## begin THE INPUT

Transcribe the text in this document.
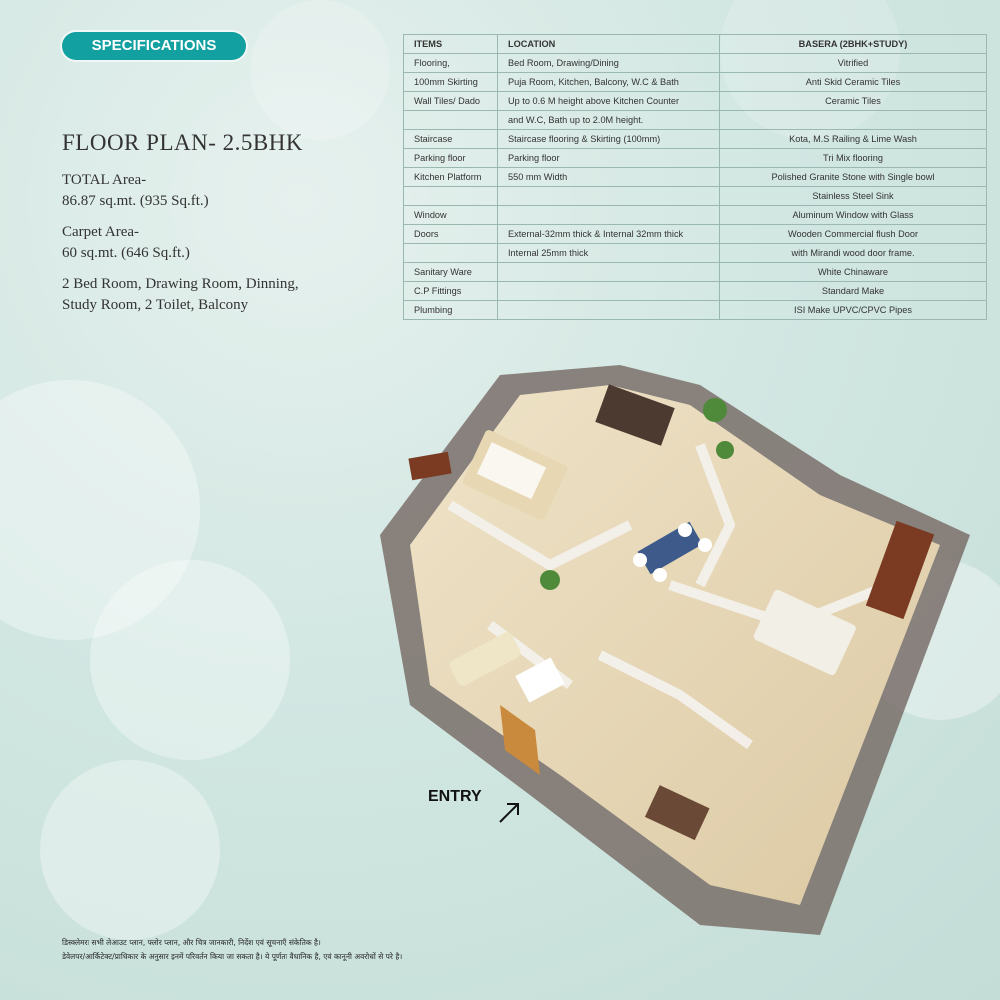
SPECIFICATIONS
FLOOR PLAN- 2.5BHK
TOTAL Area-
86.87 sq.mt. (935 Sq.ft.)
Carpet Area-
60 sq.mt. (646 Sq.ft.)
2 Bed Room, Drawing Room, Dinning,
Study Room, 2 Toilet, Balcony
ITEMS	LOCATION	BASERA (2BHK+STUDY)
Flooring,	Bed Room, Drawing/Dining	Vitrified
100mm Skirting	Puja Room, Kitchen, Balcony, W.C & Bath	Anti Skid Ceramic Tiles
Wall Tiles/ Dado	Up to 0.6 M height above Kitchen Counter	Ceramic Tiles
	and W.C, Bath up to 2.0M height.	
Staircase	Staircase flooring & Skirting (100mm)	Kota, M.S Railing & Lime Wash
Parking floor	Parking floor	Tri Mix flooring
Kitchen Platform	550 mm Width	Polished Granite Stone with Single bowl
		Stainless Steel Sink
Window		Aluminum Window with Glass
Doors	External-32mm thick & Internal 32mm thick	Wooden Commercial flush Door
	Internal 25mm thick	with Mirandi wood door frame.
Sanitary Ware		White Chinaware
C.P Fittings		Standard Make
Plumbing		ISI Make UPVC/CPVC Pipes
ENTRY
डिस्क्लेमरः सभी लेआउट प्लान, फ्लोर प्लान, और चित्र जानकारी, निर्देश एवं सूचनाएँ संकेतिक है।
डेवेलपर/आर्किटेक्ट/प्राधिकार के अनुसार इनमें परिवर्तन किया जा सकता है। ये पूर्णतः वैधानिक है, एवं कानूनी अवरोधों से परे है।
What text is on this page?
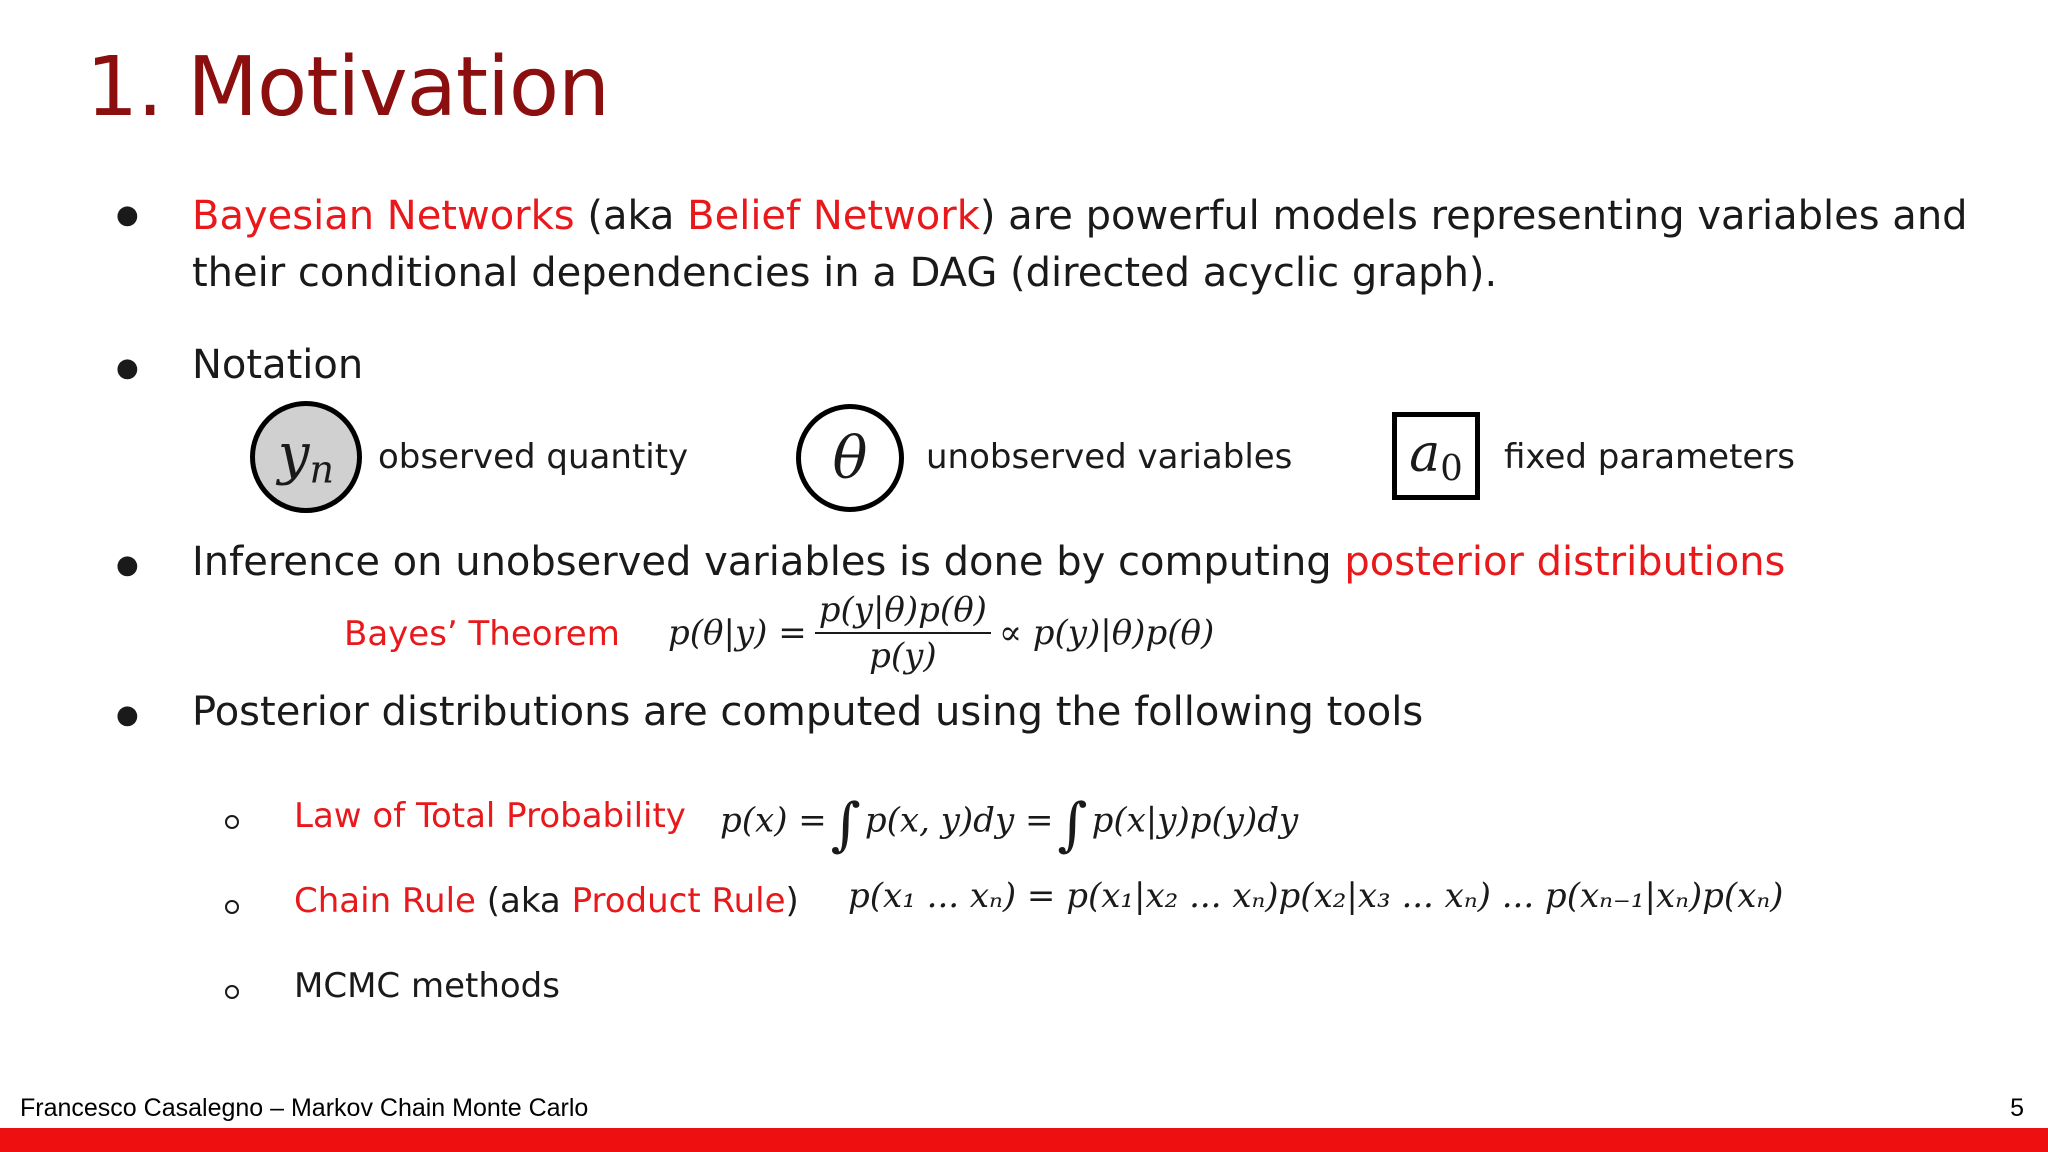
1. Motivation
● Bayesian Networks (aka Belief Network) are powerful models representing variables and
their conditional dependencies in a DAG (directed acyclic graph).
● Notation
$y_n$ observed quantity θ unobserved variables $a_0$ fixed parameters
● Inference on unobserved variables is done by computing posterior distributions
Bayes’ Theorem $p(\theta|y) = \frac{p(y|\theta)p(\theta)}{p(y)} \propto p(y)|\theta)p(\theta)$
● Posterior distributions are computed using the following tools
Law of Total Probability p(x) =∫ p(x, y)dy =∫ p(x|y)p(y)dy
Chain Rule (aka Product Rule) p(x₁ ... xₙ) = p(x₁|x₂ ... xₙ)p(x₂|x₃ ... xₙ) ... p(xₙ₋₁|xₙ)p(xₙ)
MCMC methods
Francesco Casalegno – Markov Chain Monte Carlo	5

## end THE INPUT

* _AIM_: Output a single number: how many lines contain the word "Internal".

* _OUTPUT OF THE EXERCISE_: 2